### Source records

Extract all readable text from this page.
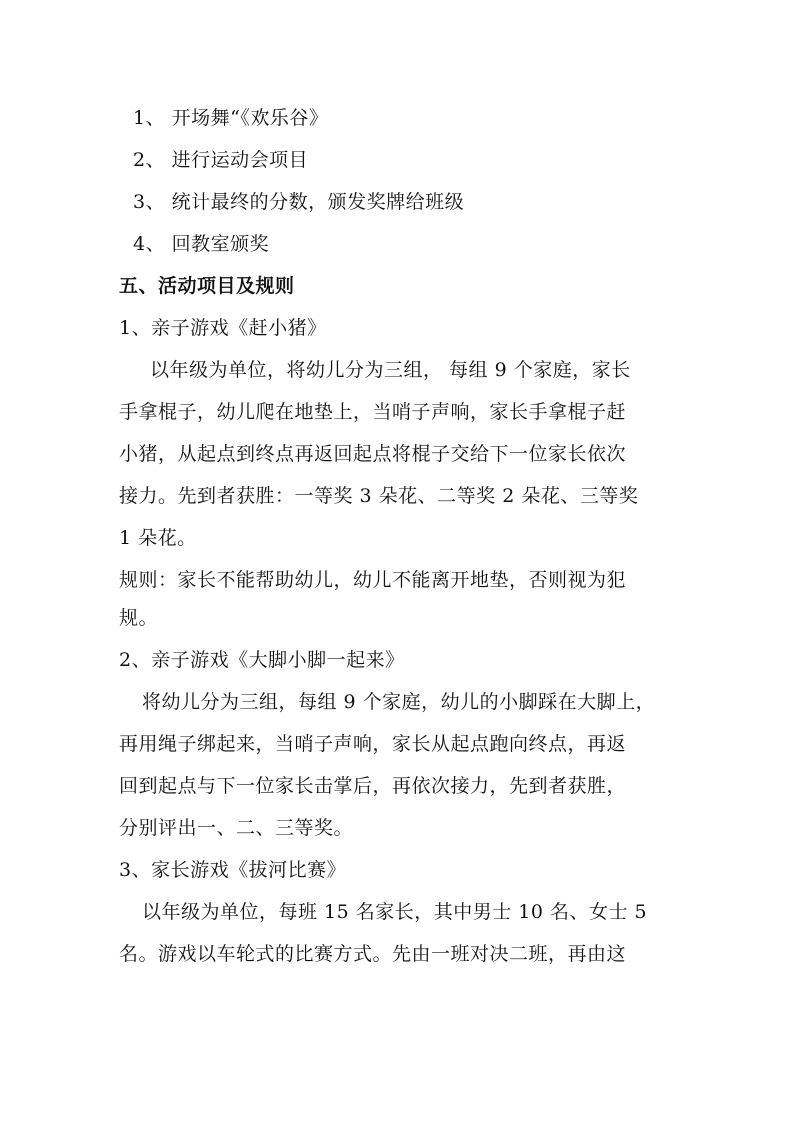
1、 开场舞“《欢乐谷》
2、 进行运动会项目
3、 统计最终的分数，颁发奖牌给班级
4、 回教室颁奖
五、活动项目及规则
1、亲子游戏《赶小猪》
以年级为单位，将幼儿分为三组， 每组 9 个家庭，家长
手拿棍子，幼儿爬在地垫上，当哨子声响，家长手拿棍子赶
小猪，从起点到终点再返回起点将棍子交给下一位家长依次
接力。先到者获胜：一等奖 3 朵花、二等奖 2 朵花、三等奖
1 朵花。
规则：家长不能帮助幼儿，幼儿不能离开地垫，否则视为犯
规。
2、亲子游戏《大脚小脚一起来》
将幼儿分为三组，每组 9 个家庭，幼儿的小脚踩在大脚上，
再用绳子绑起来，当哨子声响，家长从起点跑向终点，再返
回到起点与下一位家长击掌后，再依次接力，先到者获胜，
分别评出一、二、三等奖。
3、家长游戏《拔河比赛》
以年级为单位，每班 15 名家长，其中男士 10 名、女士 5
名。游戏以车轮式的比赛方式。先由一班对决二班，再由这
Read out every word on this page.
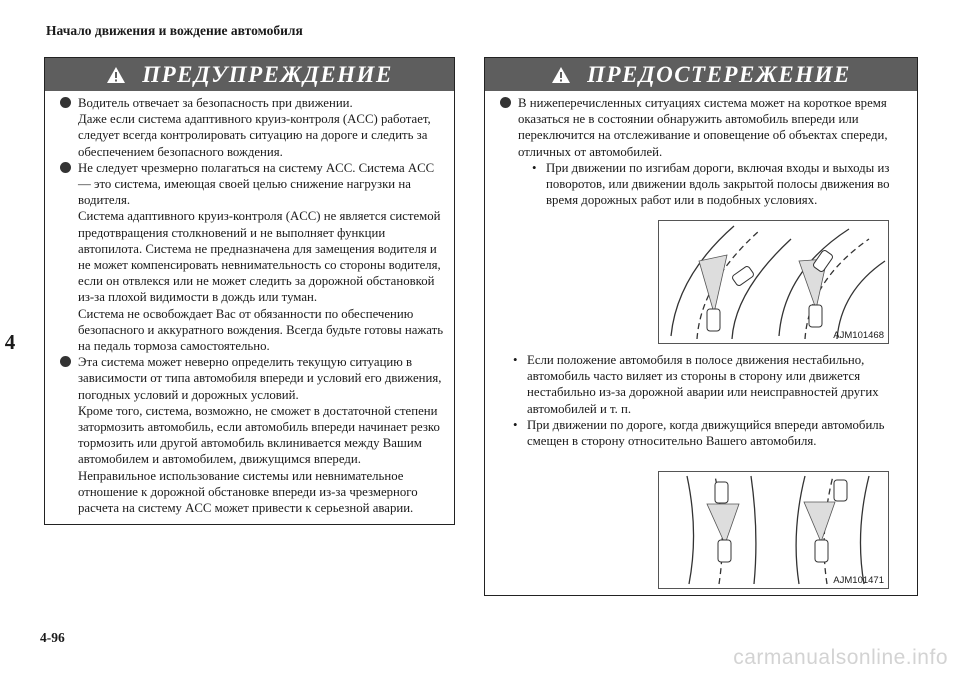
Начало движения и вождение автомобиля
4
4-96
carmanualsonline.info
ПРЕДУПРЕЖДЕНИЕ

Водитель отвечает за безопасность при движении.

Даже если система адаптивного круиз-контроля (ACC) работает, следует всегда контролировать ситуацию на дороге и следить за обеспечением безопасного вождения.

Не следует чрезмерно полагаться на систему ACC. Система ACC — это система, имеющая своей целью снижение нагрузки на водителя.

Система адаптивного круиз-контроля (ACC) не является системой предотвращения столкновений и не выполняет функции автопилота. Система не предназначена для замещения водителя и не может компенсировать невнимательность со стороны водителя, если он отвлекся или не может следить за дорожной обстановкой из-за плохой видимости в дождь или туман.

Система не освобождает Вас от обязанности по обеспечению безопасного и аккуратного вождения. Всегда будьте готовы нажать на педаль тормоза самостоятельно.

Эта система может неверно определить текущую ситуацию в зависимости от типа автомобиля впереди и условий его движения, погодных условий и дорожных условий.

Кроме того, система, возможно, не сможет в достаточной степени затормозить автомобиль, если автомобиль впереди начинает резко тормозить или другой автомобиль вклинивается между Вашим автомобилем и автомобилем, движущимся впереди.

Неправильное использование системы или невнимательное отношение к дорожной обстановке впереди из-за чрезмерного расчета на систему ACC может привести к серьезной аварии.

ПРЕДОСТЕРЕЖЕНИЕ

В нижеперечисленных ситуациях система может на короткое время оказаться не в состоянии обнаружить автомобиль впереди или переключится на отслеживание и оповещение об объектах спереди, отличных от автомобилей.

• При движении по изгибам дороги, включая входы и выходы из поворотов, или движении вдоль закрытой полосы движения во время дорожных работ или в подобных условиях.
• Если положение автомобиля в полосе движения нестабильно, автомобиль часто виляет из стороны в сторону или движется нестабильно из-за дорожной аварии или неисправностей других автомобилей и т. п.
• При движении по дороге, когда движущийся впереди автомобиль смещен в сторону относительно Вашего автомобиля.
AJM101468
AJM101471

######
### Source records

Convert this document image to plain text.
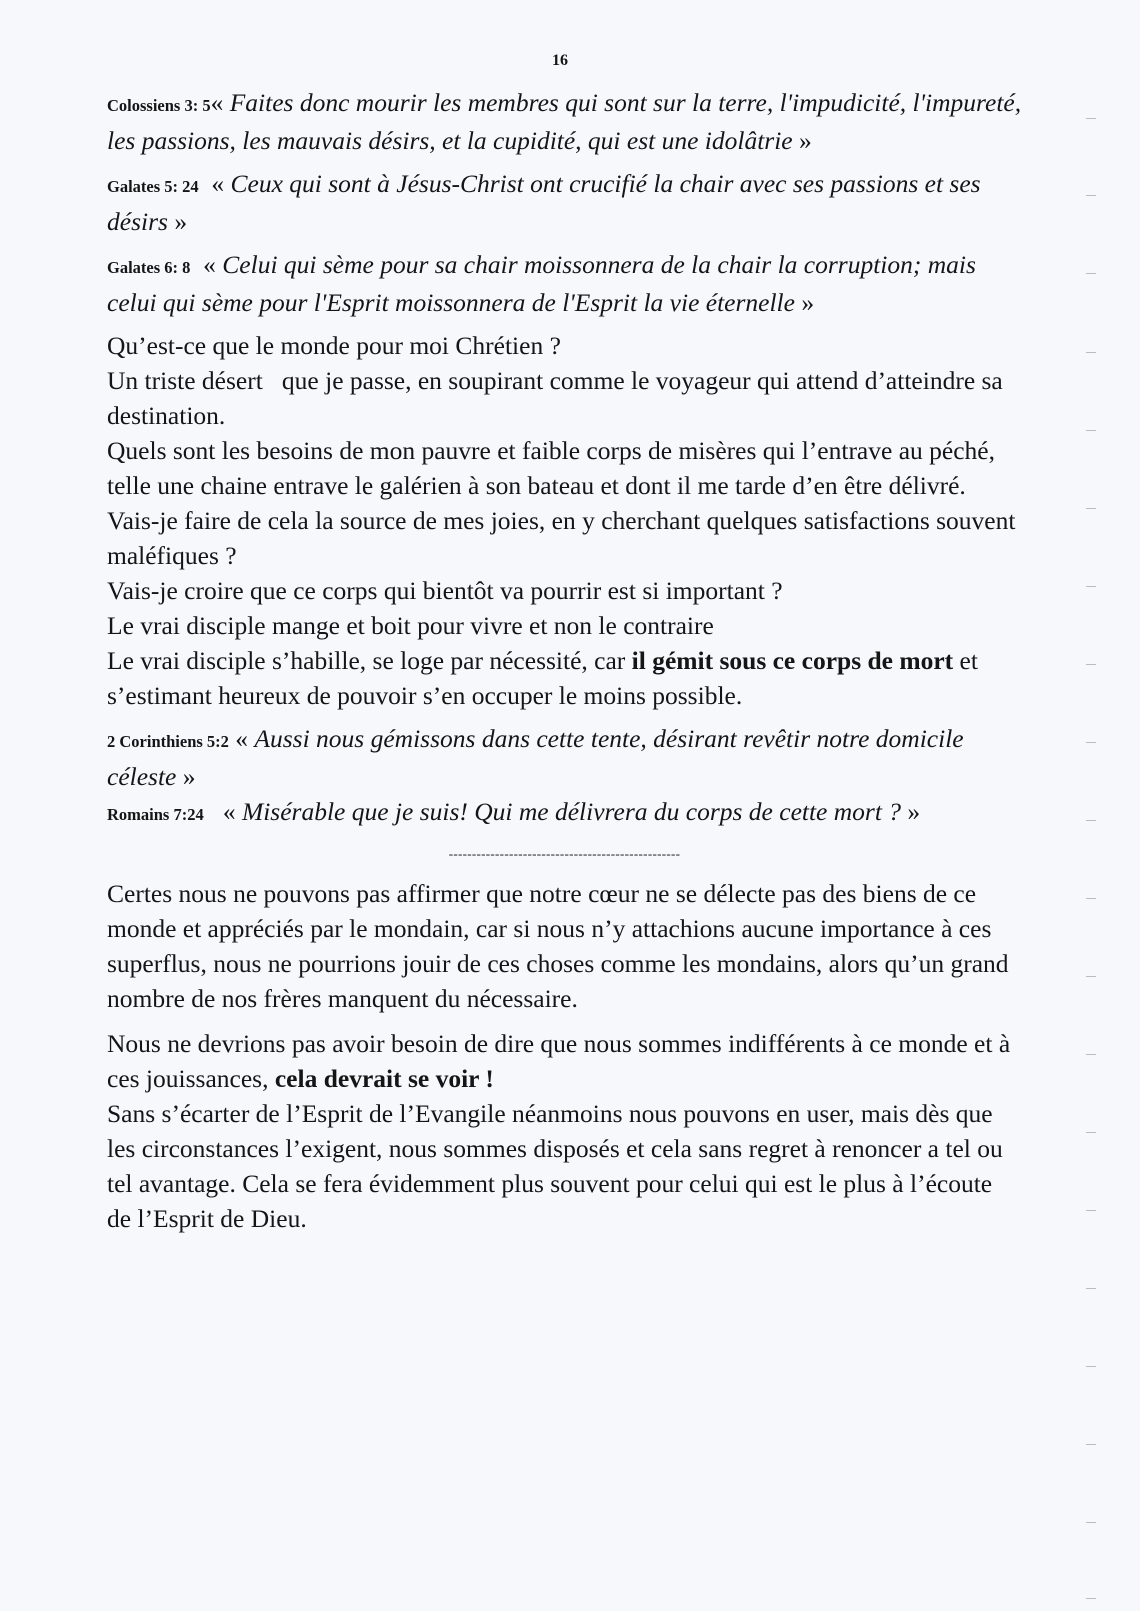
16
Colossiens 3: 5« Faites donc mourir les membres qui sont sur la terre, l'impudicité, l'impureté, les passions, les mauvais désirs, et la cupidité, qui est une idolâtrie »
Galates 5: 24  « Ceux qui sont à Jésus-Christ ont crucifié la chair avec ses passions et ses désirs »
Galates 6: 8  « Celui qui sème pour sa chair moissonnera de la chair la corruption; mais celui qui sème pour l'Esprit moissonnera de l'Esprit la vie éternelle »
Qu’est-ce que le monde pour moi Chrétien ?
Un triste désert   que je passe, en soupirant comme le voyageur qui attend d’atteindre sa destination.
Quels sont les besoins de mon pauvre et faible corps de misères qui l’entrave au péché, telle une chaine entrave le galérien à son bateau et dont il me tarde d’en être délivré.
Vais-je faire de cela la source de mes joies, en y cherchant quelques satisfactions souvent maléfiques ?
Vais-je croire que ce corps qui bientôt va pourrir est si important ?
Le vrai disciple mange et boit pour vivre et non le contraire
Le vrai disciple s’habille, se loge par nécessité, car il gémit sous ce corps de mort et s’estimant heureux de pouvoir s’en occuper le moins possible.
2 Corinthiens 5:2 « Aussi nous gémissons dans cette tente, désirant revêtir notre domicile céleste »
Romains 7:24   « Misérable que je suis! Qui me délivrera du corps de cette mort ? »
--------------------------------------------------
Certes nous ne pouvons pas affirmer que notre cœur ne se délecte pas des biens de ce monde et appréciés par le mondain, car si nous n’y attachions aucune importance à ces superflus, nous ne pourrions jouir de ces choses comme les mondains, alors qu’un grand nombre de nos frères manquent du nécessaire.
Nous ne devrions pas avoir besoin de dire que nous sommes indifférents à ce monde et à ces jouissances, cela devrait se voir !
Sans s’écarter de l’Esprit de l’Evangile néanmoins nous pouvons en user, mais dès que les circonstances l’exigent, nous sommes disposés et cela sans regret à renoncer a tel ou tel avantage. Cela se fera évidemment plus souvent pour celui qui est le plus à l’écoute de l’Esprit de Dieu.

######

## [Exercise details]
Go over the data above and copy every line that has the word "passions" in it.

## [Full answer]
Colossiens 3: 5« Faites donc mourir les membres qui sont sur la terre, l'impudicité, l'impureté, les passions, les mauvais désirs, et la cupidité, qui est une idolâtrie »
Galates 5: 24  « Ceux qui sont à Jésus-Christ ont crucifié la chair avec ses passions et ses désirs »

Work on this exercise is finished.